*Work required:* Reproduce the whole of the records exactly, and make sure no picture is carried into the result.

*Records from a data collection:*
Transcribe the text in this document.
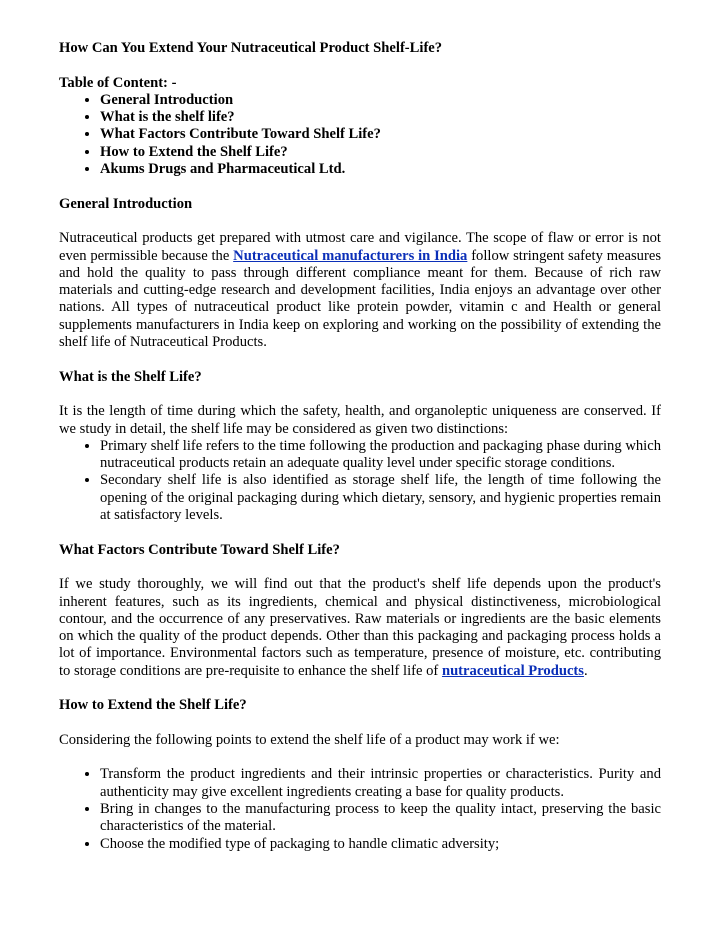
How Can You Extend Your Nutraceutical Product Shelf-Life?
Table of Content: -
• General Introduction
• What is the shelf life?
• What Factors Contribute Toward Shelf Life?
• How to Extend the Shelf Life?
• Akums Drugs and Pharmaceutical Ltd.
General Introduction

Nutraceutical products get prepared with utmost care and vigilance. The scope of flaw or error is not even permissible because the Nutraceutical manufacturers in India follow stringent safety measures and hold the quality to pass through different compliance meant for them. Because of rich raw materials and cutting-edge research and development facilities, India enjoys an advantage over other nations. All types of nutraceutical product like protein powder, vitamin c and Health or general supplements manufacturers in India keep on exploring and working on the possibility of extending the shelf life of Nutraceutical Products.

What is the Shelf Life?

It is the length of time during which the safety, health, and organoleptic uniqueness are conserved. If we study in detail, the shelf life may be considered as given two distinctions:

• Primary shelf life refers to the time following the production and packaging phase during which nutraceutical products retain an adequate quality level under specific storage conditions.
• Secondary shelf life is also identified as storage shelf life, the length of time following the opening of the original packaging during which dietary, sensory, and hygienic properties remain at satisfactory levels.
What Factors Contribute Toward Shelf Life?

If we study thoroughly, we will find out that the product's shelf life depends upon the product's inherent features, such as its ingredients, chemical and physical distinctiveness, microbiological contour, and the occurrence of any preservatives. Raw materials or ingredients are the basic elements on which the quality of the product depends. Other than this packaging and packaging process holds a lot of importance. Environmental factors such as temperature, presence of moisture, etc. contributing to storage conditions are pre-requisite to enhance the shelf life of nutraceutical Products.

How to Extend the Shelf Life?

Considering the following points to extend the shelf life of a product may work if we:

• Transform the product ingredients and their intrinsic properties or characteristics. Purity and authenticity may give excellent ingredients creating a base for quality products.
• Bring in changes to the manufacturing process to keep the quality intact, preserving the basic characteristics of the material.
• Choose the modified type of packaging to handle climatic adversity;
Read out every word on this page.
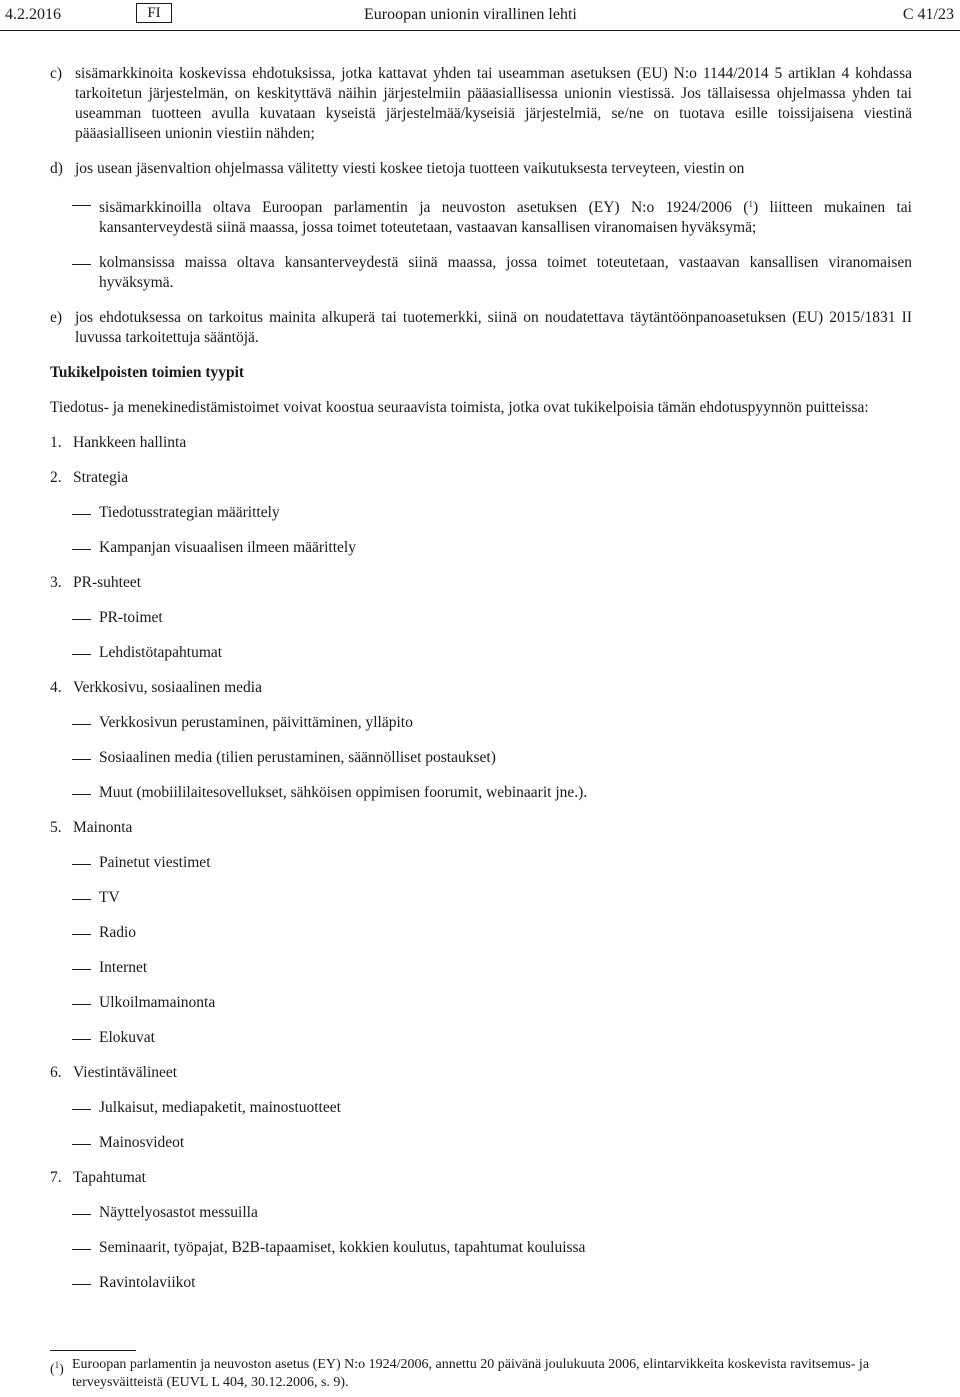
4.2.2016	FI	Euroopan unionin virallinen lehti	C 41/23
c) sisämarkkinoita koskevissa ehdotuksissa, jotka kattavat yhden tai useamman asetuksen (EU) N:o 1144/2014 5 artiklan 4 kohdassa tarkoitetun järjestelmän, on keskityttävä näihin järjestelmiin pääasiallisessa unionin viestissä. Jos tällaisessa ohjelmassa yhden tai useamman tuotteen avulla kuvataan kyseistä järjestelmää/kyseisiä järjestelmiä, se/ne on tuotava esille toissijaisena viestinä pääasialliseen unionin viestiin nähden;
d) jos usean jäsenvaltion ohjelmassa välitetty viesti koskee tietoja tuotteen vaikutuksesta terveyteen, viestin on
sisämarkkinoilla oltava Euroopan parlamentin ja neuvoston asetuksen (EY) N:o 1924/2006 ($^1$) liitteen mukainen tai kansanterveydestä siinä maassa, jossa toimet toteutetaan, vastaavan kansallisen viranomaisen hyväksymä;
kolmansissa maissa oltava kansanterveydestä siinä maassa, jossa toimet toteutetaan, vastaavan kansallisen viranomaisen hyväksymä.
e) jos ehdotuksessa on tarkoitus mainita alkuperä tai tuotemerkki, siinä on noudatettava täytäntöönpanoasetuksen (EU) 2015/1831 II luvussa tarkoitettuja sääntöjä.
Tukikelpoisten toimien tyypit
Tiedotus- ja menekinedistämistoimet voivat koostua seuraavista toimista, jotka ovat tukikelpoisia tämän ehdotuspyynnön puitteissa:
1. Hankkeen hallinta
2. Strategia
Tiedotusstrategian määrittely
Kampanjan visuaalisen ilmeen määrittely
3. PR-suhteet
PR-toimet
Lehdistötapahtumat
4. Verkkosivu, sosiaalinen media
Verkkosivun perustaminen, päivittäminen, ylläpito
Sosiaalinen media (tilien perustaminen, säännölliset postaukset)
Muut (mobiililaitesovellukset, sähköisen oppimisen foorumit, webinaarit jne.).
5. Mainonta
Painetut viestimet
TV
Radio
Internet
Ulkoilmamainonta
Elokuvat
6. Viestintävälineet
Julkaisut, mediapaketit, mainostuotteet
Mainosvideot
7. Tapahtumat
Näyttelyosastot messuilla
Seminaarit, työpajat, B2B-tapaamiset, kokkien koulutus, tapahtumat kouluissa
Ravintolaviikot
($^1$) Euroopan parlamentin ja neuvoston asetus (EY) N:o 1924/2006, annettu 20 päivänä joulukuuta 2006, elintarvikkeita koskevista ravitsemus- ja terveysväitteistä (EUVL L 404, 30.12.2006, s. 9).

*Problem solution:*
Transcribe the text in this document.
How Can You Extend Your Nutraceutical Product Shelf-Life?
Table of Content: -
• General Introduction
• What is the shelf life?
• What Factors Contribute Toward Shelf Life?
• How to Extend the Shelf Life?
• Akums Drugs and Pharmaceutical Ltd.
General Introduction

Nutraceutical products get prepared with utmost care and vigilance. The scope of flaw or error is not even permissible because the Nutraceutical manufacturers in India follow stringent safety measures and hold the quality to pass through different compliance meant for them. Because of rich raw materials and cutting-edge research and development facilities, India enjoys an advantage over other nations. All types of nutraceutical product like protein powder, vitamin c and Health or general supplements manufacturers in India keep on exploring and working on the possibility of extending the shelf life of Nutraceutical Products.

What is the Shelf Life?

It is the length of time during which the safety, health, and organoleptic uniqueness are conserved. If we study in detail, the shelf life may be considered as given two distinctions:

• Primary shelf life refers to the time following the production and packaging phase during which nutraceutical products retain an adequate quality level under specific storage conditions.
• Secondary shelf life is also identified as storage shelf life, the length of time following the opening of the original packaging during which dietary, sensory, and hygienic properties remain at satisfactory levels.
What Factors Contribute Toward Shelf Life?

If we study thoroughly, we will find out that the product's shelf life depends upon the product's inherent features, such as its ingredients, chemical and physical distinctiveness, microbiological contour, and the occurrence of any preservatives. Raw materials or ingredients are the basic elements on which the quality of the product depends. Other than this packaging and packaging process holds a lot of importance. Environmental factors such as temperature, presence of moisture, etc. contributing to storage conditions are pre-requisite to enhance the shelf life of nutraceutical Products.

How to Extend the Shelf Life?

Considering the following points to extend the shelf life of a product may work if we:

• Transform the product ingredients and their intrinsic properties or characteristics. Purity and authenticity may give excellent ingredients creating a base for quality products.
• Bring in changes to the manufacturing process to keep the quality intact, preserving the basic characteristics of the material.
• Choose the modified type of packaging to handle climatic adversity;
Read out every word on this page.
4.2.2016	FI	Euroopan unionin virallinen lehti	C 41/23
c) sisämarkkinoita koskevissa ehdotuksissa, jotka kattavat yhden tai useamman asetuksen (EU) N:o 1144/2014 5 artiklan 4 kohdassa tarkoitetun järjestelmän, on keskityttävä näihin järjestelmiin pääasiallisessa unionin viestissä. Jos tällaisessa ohjelmassa yhden tai useamman tuotteen avulla kuvataan kyseistä järjestelmää/kyseisiä järjestelmiä, se/ne on tuotava esille toissijaisena viestinä pääasialliseen unionin viestiin nähden;
d) jos usean jäsenvaltion ohjelmassa välitetty viesti koskee tietoja tuotteen vaikutuksesta terveyteen, viestin on
sisämarkkinoilla oltava Euroopan parlamentin ja neuvoston asetuksen (EY) N:o 1924/2006 ($^1$) liitteen mukainen tai kansanterveydestä siinä maassa, jossa toimet toteutetaan, vastaavan kansallisen viranomaisen hyväksymä;
kolmansissa maissa oltava kansanterveydestä siinä maassa, jossa toimet toteutetaan, vastaavan kansallisen viranomaisen hyväksymä.
e) jos ehdotuksessa on tarkoitus mainita alkuperä tai tuotemerkki, siinä on noudatettava täytäntöönpanoasetuksen (EU) 2015/1831 II luvussa tarkoitettuja sääntöjä.
Tukikelpoisten toimien tyypit
Tiedotus- ja menekinedistämistoimet voivat koostua seuraavista toimista, jotka ovat tukikelpoisia tämän ehdotuspyynnön puitteissa:
1. Hankkeen hallinta
2. Strategia
Tiedotusstrategian määrittely
Kampanjan visuaalisen ilmeen määrittely
3. PR-suhteet
PR-toimet
Lehdistötapahtumat
4. Verkkosivu, sosiaalinen media
Verkkosivun perustaminen, päivittäminen, ylläpito
Sosiaalinen media (tilien perustaminen, säännölliset postaukset)
Muut (mobiililaitesovellukset, sähköisen oppimisen foorumit, webinaarit jne.).
5. Mainonta
Painetut viestimet
TV
Radio
Internet
Ulkoilmamainonta
Elokuvat
6. Viestintävälineet
Julkaisut, mediapaketit, mainostuotteet
Mainosvideot
7. Tapahtumat
Näyttelyosastot messuilla
Seminaarit, työpajat, B2B-tapaamiset, kokkien koulutus, tapahtumat kouluissa
Ravintolaviikot
($^1$) Euroopan parlamentin ja neuvoston asetus (EY) N:o 1924/2006, annettu 20 päivänä joulukuuta 2006, elintarvikkeita koskevista ravitsemus- ja terveysväitteistä (EUVL L 404, 30.12.2006, s. 9).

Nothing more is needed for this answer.